◆ PROBLEM DETAILS
Will you print the material below without altering a single character?

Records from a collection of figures
▬▬▬

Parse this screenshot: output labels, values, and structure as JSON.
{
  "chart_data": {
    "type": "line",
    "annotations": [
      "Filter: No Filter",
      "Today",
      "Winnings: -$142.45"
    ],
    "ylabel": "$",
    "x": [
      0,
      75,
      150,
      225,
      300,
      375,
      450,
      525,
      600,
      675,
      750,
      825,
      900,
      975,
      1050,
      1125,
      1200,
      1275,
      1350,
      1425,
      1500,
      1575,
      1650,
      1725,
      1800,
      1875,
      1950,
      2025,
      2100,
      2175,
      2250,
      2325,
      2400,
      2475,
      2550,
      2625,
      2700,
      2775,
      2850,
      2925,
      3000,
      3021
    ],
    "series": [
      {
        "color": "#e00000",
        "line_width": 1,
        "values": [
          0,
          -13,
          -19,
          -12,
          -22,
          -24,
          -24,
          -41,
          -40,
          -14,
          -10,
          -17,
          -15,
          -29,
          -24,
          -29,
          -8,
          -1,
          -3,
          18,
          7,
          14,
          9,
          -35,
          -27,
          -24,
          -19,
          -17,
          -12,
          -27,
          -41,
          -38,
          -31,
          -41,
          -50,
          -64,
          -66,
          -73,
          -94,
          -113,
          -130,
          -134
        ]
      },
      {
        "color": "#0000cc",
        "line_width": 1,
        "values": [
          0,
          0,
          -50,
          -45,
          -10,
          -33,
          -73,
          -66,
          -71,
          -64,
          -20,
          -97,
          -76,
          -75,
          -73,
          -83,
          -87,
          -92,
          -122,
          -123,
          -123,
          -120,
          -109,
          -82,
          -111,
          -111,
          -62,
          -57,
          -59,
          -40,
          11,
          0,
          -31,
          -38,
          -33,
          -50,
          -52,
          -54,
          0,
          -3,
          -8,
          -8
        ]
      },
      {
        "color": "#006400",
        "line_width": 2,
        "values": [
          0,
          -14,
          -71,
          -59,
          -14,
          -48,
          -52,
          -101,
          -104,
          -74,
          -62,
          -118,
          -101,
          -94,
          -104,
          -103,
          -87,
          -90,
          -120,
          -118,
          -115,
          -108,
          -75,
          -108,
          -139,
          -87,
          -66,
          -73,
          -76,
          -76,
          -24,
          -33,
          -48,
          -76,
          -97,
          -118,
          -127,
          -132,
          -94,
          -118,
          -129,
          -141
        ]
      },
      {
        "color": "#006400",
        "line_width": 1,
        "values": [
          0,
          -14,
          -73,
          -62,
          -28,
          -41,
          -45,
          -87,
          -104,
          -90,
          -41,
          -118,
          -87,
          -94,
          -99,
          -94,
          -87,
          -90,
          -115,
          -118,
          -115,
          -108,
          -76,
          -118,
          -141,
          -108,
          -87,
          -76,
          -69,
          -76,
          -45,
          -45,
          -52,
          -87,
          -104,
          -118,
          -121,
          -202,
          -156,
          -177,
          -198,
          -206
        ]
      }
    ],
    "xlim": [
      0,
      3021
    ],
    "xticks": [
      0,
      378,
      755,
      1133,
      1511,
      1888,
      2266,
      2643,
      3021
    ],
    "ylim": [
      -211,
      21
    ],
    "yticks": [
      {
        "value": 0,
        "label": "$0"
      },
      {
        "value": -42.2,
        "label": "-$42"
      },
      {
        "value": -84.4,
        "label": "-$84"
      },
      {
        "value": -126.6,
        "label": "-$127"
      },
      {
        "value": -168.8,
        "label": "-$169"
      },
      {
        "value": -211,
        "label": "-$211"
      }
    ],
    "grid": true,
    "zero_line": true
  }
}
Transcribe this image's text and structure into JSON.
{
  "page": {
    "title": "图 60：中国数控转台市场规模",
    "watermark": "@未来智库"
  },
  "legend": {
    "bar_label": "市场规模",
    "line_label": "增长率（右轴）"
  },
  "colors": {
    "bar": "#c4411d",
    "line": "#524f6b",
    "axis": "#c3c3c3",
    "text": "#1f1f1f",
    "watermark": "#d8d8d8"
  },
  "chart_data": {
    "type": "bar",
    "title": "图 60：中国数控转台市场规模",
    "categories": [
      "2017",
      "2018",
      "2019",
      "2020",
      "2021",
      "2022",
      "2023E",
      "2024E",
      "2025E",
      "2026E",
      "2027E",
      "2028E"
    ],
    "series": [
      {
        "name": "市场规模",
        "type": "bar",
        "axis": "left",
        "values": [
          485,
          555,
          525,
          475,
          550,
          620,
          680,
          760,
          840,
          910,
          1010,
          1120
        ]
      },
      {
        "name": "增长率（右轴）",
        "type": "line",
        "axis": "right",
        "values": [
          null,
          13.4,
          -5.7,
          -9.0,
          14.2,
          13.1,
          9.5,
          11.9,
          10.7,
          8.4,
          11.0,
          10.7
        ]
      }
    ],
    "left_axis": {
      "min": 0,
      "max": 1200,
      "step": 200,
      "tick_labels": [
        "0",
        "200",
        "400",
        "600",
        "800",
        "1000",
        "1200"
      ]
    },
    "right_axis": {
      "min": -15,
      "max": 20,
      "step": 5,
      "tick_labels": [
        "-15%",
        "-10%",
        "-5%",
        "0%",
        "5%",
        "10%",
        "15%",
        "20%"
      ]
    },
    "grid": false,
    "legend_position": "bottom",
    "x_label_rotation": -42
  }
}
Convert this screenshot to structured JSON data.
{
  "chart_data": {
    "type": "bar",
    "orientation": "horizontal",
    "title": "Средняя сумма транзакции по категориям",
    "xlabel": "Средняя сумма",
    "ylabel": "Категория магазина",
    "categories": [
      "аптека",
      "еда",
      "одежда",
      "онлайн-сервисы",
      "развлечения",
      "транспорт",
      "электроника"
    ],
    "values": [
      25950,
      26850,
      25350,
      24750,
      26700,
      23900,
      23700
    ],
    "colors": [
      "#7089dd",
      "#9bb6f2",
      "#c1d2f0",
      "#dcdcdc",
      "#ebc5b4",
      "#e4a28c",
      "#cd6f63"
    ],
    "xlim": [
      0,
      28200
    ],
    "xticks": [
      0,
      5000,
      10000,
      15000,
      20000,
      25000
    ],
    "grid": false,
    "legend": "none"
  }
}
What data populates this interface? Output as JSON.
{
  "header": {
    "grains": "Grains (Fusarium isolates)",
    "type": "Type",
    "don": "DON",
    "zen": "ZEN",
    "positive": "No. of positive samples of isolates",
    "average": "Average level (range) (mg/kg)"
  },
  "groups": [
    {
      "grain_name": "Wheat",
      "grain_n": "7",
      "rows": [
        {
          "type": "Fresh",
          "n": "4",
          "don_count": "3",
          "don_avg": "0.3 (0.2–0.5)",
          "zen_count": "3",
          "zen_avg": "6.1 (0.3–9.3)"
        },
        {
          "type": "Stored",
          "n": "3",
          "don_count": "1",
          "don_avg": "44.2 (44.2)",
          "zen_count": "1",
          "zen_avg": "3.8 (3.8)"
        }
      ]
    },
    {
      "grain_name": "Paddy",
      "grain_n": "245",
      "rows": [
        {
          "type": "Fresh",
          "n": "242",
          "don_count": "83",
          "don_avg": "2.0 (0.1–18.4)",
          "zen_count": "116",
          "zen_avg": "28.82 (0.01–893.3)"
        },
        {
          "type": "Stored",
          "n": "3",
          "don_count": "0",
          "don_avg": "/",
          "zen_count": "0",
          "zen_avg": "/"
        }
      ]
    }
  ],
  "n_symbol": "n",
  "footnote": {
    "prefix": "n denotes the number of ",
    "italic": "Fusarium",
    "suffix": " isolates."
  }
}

▬▬▬

◆ PROBLEM SOLUTION
Parse this screenshot: output labels, values, and structure as JSON.
{
  "chart_data": {
    "type": "line",
    "annotations": [
      "Filter: No Filter",
      "Today",
      "Winnings: -$142.45"
    ],
    "ylabel": "$",
    "x": [
      0,
      75,
      150,
      225,
      300,
      375,
      450,
      525,
      600,
      675,
      750,
      825,
      900,
      975,
      1050,
      1125,
      1200,
      1275,
      1350,
      1425,
      1500,
      1575,
      1650,
      1725,
      1800,
      1875,
      1950,
      2025,
      2100,
      2175,
      2250,
      2325,
      2400,
      2475,
      2550,
      2625,
      2700,
      2775,
      2850,
      2925,
      3000,
      3021
    ],
    "series": [
      {
        "color": "#e00000",
        "line_width": 1,
        "values": [
          0,
          -13,
          -19,
          -12,
          -22,
          -24,
          -24,
          -41,
          -40,
          -14,
          -10,
          -17,
          -15,
          -29,
          -24,
          -29,
          -8,
          -1,
          -3,
          18,
          7,
          14,
          9,
          -35,
          -27,
          -24,
          -19,
          -17,
          -12,
          -27,
          -41,
          -38,
          -31,
          -41,
          -50,
          -64,
          -66,
          -73,
          -94,
          -113,
          -130,
          -134
        ]
      },
      {
        "color": "#0000cc",
        "line_width": 1,
        "values": [
          0,
          0,
          -50,
          -45,
          -10,
          -33,
          -73,
          -66,
          -71,
          -64,
          -20,
          -97,
          -76,
          -75,
          -73,
          -83,
          -87,
          -92,
          -122,
          -123,
          -123,
          -120,
          -109,
          -82,
          -111,
          -111,
          -62,
          -57,
          -59,
          -40,
          11,
          0,
          -31,
          -38,
          -33,
          -50,
          -52,
          -54,
          0,
          -3,
          -8,
          -8
        ]
      },
      {
        "color": "#006400",
        "line_width": 2,
        "values": [
          0,
          -14,
          -71,
          -59,
          -14,
          -48,
          -52,
          -101,
          -104,
          -74,
          -62,
          -118,
          -101,
          -94,
          -104,
          -103,
          -87,
          -90,
          -120,
          -118,
          -115,
          -108,
          -75,
          -108,
          -139,
          -87,
          -66,
          -73,
          -76,
          -76,
          -24,
          -33,
          -48,
          -76,
          -97,
          -118,
          -127,
          -132,
          -94,
          -118,
          -129,
          -141
        ]
      },
      {
        "color": "#006400",
        "line_width": 1,
        "values": [
          0,
          -14,
          -73,
          -62,
          -28,
          -41,
          -45,
          -87,
          -104,
          -90,
          -41,
          -118,
          -87,
          -94,
          -99,
          -94,
          -87,
          -90,
          -115,
          -118,
          -115,
          -108,
          -76,
          -118,
          -141,
          -108,
          -87,
          -76,
          -69,
          -76,
          -45,
          -45,
          -52,
          -87,
          -104,
          -118,
          -121,
          -202,
          -156,
          -177,
          -198,
          -206
        ]
      }
    ],
    "xlim": [
      0,
      3021
    ],
    "xticks": [
      0,
      378,
      755,
      1133,
      1511,
      1888,
      2266,
      2643,
      3021
    ],
    "ylim": [
      -211,
      21
    ],
    "yticks": [
      {
        "value": 0,
        "label": "$0"
      },
      {
        "value": -42.2,
        "label": "-$42"
      },
      {
        "value": -84.4,
        "label": "-$84"
      },
      {
        "value": -126.6,
        "label": "-$127"
      },
      {
        "value": -168.8,
        "label": "-$169"
      },
      {
        "value": -211,
        "label": "-$211"
      }
    ],
    "grid": true,
    "zero_line": true
  }
}
Transcribe this image's text and structure into JSON.
{
  "page": {
    "title": "图 60：中国数控转台市场规模",
    "watermark": "@未来智库"
  },
  "legend": {
    "bar_label": "市场规模",
    "line_label": "增长率（右轴）"
  },
  "colors": {
    "bar": "#c4411d",
    "line": "#524f6b",
    "axis": "#c3c3c3",
    "text": "#1f1f1f",
    "watermark": "#d8d8d8"
  },
  "chart_data": {
    "type": "bar",
    "title": "图 60：中国数控转台市场规模",
    "categories": [
      "2017",
      "2018",
      "2019",
      "2020",
      "2021",
      "2022",
      "2023E",
      "2024E",
      "2025E",
      "2026E",
      "2027E",
      "2028E"
    ],
    "series": [
      {
        "name": "市场规模",
        "type": "bar",
        "axis": "left",
        "values": [
          485,
          555,
          525,
          475,
          550,
          620,
          680,
          760,
          840,
          910,
          1010,
          1120
        ]
      },
      {
        "name": "增长率（右轴）",
        "type": "line",
        "axis": "right",
        "values": [
          null,
          13.4,
          -5.7,
          -9.0,
          14.2,
          13.1,
          9.5,
          11.9,
          10.7,
          8.4,
          11.0,
          10.7
        ]
      }
    ],
    "left_axis": {
      "min": 0,
      "max": 1200,
      "step": 200,
      "tick_labels": [
        "0",
        "200",
        "400",
        "600",
        "800",
        "1000",
        "1200"
      ]
    },
    "right_axis": {
      "min": -15,
      "max": 20,
      "step": 5,
      "tick_labels": [
        "-15%",
        "-10%",
        "-5%",
        "0%",
        "5%",
        "10%",
        "15%",
        "20%"
      ]
    },
    "grid": false,
    "legend_position": "bottom",
    "x_label_rotation": -42
  }
}
Convert this screenshot to structured JSON data.
{
  "chart_data": {
    "type": "bar",
    "orientation": "horizontal",
    "title": "Средняя сумма транзакции по категориям",
    "xlabel": "Средняя сумма",
    "ylabel": "Категория магазина",
    "categories": [
      "аптека",
      "еда",
      "одежда",
      "онлайн-сервисы",
      "развлечения",
      "транспорт",
      "электроника"
    ],
    "values": [
      25950,
      26850,
      25350,
      24750,
      26700,
      23900,
      23700
    ],
    "colors": [
      "#7089dd",
      "#9bb6f2",
      "#c1d2f0",
      "#dcdcdc",
      "#ebc5b4",
      "#e4a28c",
      "#cd6f63"
    ],
    "xlim": [
      0,
      28200
    ],
    "xticks": [
      0,
      5000,
      10000,
      15000,
      20000,
      25000
    ],
    "grid": false,
    "legend": "none"
  }
}
What data populates this interface? Output as JSON.
{
  "header": {
    "grains": "Grains (Fusarium isolates)",
    "type": "Type",
    "don": "DON",
    "zen": "ZEN",
    "positive": "No. of positive samples of isolates",
    "average": "Average level (range) (mg/kg)"
  },
  "groups": [
    {
      "grain_name": "Wheat",
      "grain_n": "7",
      "rows": [
        {
          "type": "Fresh",
          "n": "4",
          "don_count": "3",
          "don_avg": "0.3 (0.2–0.5)",
          "zen_count": "3",
          "zen_avg": "6.1 (0.3–9.3)"
        },
        {
          "type": "Stored",
          "n": "3",
          "don_count": "1",
          "don_avg": "44.2 (44.2)",
          "zen_count": "1",
          "zen_avg": "3.8 (3.8)"
        }
      ]
    },
    {
      "grain_name": "Paddy",
      "grain_n": "245",
      "rows": [
        {
          "type": "Fresh",
          "n": "242",
          "don_count": "83",
          "don_avg": "2.0 (0.1–18.4)",
          "zen_count": "116",
          "zen_avg": "28.82 (0.01–893.3)"
        },
        {
          "type": "Stored",
          "n": "3",
          "don_count": "0",
          "don_avg": "/",
          "zen_count": "0",
          "zen_avg": "/"
        }
      ]
    }
  ],
  "n_symbol": "n",
  "footnote": {
    "prefix": "n denotes the number of ",
    "italic": "Fusarium",
    "suffix": " isolates."
  }
}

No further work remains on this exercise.